Stored data
========================

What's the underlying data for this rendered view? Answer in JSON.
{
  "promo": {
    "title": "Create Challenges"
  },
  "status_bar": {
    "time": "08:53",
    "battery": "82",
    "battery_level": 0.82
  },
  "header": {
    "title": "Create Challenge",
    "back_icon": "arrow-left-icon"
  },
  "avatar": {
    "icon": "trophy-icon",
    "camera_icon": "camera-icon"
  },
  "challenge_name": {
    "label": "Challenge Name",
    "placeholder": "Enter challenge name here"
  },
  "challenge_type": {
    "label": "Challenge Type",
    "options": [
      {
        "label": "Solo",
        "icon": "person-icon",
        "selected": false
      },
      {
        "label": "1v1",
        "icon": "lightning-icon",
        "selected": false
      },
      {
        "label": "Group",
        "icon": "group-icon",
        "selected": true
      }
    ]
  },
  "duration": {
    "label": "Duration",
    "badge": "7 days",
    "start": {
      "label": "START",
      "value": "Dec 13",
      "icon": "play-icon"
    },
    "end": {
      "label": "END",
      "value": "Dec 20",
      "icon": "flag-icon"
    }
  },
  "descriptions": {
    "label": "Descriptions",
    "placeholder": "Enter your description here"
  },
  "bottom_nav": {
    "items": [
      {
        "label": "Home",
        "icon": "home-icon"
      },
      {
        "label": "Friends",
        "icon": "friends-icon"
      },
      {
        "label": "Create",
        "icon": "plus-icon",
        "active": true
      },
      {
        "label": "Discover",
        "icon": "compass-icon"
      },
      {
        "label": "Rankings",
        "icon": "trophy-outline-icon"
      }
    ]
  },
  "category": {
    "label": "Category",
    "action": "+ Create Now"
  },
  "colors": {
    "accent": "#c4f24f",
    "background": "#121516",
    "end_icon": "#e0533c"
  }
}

========================

Copy each line above that contains the string "trophy".

    "icon": "trophy-icon",
        "icon": "trophy-outline-icon"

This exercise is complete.